SHORT EXERCISE: Nothing should be left out: output all of the entries exactly.

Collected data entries
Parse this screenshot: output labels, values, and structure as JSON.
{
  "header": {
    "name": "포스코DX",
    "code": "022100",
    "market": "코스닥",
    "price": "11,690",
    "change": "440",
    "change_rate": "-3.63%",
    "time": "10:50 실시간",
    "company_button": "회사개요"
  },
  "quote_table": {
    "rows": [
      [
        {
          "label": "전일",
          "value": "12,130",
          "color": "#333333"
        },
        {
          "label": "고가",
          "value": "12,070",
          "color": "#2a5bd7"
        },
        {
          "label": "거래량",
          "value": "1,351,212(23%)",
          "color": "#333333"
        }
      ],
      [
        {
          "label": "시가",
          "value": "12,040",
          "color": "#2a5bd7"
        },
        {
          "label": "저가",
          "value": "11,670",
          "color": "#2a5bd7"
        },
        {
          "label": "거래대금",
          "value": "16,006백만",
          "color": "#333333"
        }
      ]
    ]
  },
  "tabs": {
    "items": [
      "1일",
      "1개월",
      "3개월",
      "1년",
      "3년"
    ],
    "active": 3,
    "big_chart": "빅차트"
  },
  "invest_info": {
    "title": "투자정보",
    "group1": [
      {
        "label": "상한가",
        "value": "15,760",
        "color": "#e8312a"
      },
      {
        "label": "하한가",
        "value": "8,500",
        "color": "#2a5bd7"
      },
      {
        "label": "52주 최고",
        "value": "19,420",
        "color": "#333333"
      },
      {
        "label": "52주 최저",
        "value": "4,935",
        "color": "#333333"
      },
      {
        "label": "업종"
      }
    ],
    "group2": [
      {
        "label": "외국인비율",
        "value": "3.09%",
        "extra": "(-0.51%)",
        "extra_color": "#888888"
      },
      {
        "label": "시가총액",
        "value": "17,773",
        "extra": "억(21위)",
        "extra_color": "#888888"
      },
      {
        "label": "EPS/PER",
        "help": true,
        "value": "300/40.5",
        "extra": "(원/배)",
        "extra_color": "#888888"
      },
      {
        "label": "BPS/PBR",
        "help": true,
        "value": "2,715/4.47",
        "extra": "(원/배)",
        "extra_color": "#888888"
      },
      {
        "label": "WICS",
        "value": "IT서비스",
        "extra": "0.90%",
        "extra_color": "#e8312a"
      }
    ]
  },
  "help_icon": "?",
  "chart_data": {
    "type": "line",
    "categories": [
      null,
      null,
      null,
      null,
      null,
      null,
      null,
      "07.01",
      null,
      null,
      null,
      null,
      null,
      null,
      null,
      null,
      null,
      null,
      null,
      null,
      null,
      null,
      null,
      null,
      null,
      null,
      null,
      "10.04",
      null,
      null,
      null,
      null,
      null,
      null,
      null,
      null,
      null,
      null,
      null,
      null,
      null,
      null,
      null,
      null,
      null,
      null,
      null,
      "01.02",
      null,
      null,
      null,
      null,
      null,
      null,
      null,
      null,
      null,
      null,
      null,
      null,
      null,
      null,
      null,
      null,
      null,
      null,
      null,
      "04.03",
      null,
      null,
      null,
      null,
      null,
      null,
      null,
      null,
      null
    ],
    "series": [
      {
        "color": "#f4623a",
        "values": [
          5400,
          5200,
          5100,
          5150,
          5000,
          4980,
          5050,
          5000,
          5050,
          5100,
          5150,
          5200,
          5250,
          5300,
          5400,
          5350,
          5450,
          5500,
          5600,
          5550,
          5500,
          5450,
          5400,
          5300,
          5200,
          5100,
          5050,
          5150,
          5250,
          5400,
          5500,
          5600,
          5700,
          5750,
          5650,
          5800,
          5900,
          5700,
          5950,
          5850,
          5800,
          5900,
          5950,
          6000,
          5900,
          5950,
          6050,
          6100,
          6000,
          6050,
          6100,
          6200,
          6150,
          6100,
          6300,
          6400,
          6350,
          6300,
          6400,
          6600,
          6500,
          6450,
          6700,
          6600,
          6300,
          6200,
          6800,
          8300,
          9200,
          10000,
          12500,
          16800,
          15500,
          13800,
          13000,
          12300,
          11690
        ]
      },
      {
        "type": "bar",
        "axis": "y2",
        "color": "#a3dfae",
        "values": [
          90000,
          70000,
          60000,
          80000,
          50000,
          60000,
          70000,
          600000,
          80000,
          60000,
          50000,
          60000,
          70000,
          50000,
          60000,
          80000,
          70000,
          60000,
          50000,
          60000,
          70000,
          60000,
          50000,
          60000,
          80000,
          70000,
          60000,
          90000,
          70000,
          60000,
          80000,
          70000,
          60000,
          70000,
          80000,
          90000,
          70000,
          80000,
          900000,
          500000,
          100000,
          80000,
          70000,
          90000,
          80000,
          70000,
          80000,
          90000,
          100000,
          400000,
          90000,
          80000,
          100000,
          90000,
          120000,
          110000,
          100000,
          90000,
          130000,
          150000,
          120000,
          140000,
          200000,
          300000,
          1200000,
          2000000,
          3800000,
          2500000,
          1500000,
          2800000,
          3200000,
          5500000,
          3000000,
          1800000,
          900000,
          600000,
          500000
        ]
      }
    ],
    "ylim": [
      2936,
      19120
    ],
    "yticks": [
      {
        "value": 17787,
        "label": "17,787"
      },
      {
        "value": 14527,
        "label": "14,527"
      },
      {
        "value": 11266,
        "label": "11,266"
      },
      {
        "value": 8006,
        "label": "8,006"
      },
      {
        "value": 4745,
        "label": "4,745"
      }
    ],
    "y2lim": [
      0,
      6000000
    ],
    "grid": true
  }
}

CORRECT OUTPUT:
Parse this screenshot: output labels, values, and structure as JSON.
{
  "header": {
    "name": "포스코DX",
    "code": "022100",
    "market": "코스닥",
    "price": "11,690",
    "change": "440",
    "change_rate": "-3.63%",
    "time": "10:50 실시간",
    "company_button": "회사개요"
  },
  "quote_table": {
    "rows": [
      [
        {
          "label": "전일",
          "value": "12,130",
          "color": "#333333"
        },
        {
          "label": "고가",
          "value": "12,070",
          "color": "#2a5bd7"
        },
        {
          "label": "거래량",
          "value": "1,351,212(23%)",
          "color": "#333333"
        }
      ],
      [
        {
          "label": "시가",
          "value": "12,040",
          "color": "#2a5bd7"
        },
        {
          "label": "저가",
          "value": "11,670",
          "color": "#2a5bd7"
        },
        {
          "label": "거래대금",
          "value": "16,006백만",
          "color": "#333333"
        }
      ]
    ]
  },
  "tabs": {
    "items": [
      "1일",
      "1개월",
      "3개월",
      "1년",
      "3년"
    ],
    "active": 3,
    "big_chart": "빅차트"
  },
  "invest_info": {
    "title": "투자정보",
    "group1": [
      {
        "label": "상한가",
        "value": "15,760",
        "color": "#e8312a"
      },
      {
        "label": "하한가",
        "value": "8,500",
        "color": "#2a5bd7"
      },
      {
        "label": "52주 최고",
        "value": "19,420",
        "color": "#333333"
      },
      {
        "label": "52주 최저",
        "value": "4,935",
        "color": "#333333"
      },
      {
        "label": "업종"
      }
    ],
    "group2": [
      {
        "label": "외국인비율",
        "value": "3.09%",
        "extra": "(-0.51%)",
        "extra_color": "#888888"
      },
      {
        "label": "시가총액",
        "value": "17,773",
        "extra": "억(21위)",
        "extra_color": "#888888"
      },
      {
        "label": "EPS/PER",
        "help": true,
        "value": "300/40.5",
        "extra": "(원/배)",
        "extra_color": "#888888"
      },
      {
        "label": "BPS/PBR",
        "help": true,
        "value": "2,715/4.47",
        "extra": "(원/배)",
        "extra_color": "#888888"
      },
      {
        "label": "WICS",
        "value": "IT서비스",
        "extra": "0.90%",
        "extra_color": "#e8312a"
      }
    ]
  },
  "help_icon": "?",
  "chart_data": {
    "type": "line",
    "categories": [
      null,
      null,
      null,
      null,
      null,
      null,
      null,
      "07.01",
      null,
      null,
      null,
      null,
      null,
      null,
      null,
      null,
      null,
      null,
      null,
      null,
      null,
      null,
      null,
      null,
      null,
      null,
      null,
      "10.04",
      null,
      null,
      null,
      null,
      null,
      null,
      null,
      null,
      null,
      null,
      null,
      null,
      null,
      null,
      null,
      null,
      null,
      null,
      null,
      "01.02",
      null,
      null,
      null,
      null,
      null,
      null,
      null,
      null,
      null,
      null,
      null,
      null,
      null,
      null,
      null,
      null,
      null,
      null,
      null,
      "04.03",
      null,
      null,
      null,
      null,
      null,
      null,
      null,
      null,
      null
    ],
    "series": [
      {
        "color": "#f4623a",
        "values": [
          5400,
          5200,
          5100,
          5150,
          5000,
          4980,
          5050,
          5000,
          5050,
          5100,
          5150,
          5200,
          5250,
          5300,
          5400,
          5350,
          5450,
          5500,
          5600,
          5550,
          5500,
          5450,
          5400,
          5300,
          5200,
          5100,
          5050,
          5150,
          5250,
          5400,
          5500,
          5600,
          5700,
          5750,
          5650,
          5800,
          5900,
          5700,
          5950,
          5850,
          5800,
          5900,
          5950,
          6000,
          5900,
          5950,
          6050,
          6100,
          6000,
          6050,
          6100,
          6200,
          6150,
          6100,
          6300,
          6400,
          6350,
          6300,
          6400,
          6600,
          6500,
          6450,
          6700,
          6600,
          6300,
          6200,
          6800,
          8300,
          9200,
          10000,
          12500,
          16800,
          15500,
          13800,
          13000,
          12300,
          11690
        ]
      },
      {
        "type": "bar",
        "axis": "y2",
        "color": "#a3dfae",
        "values": [
          90000,
          70000,
          60000,
          80000,
          50000,
          60000,
          70000,
          600000,
          80000,
          60000,
          50000,
          60000,
          70000,
          50000,
          60000,
          80000,
          70000,
          60000,
          50000,
          60000,
          70000,
          60000,
          50000,
          60000,
          80000,
          70000,
          60000,
          90000,
          70000,
          60000,
          80000,
          70000,
          60000,
          70000,
          80000,
          90000,
          70000,
          80000,
          900000,
          500000,
          100000,
          80000,
          70000,
          90000,
          80000,
          70000,
          80000,
          90000,
          100000,
          400000,
          90000,
          80000,
          100000,
          90000,
          120000,
          110000,
          100000,
          90000,
          130000,
          150000,
          120000,
          140000,
          200000,
          300000,
          1200000,
          2000000,
          3800000,
          2500000,
          1500000,
          2800000,
          3200000,
          5500000,
          3000000,
          1800000,
          900000,
          600000,
          500000
        ]
      }
    ],
    "ylim": [
      2936,
      19120
    ],
    "yticks": [
      {
        "value": 17787,
        "label": "17,787"
      },
      {
        "value": 14527,
        "label": "14,527"
      },
      {
        "value": 11266,
        "label": "11,266"
      },
      {
        "value": 8006,
        "label": "8,006"
      },
      {
        "value": 4745,
        "label": "4,745"
      }
    ],
    "y2lim": [
      0,
      6000000
    ],
    "grid": true
  }
}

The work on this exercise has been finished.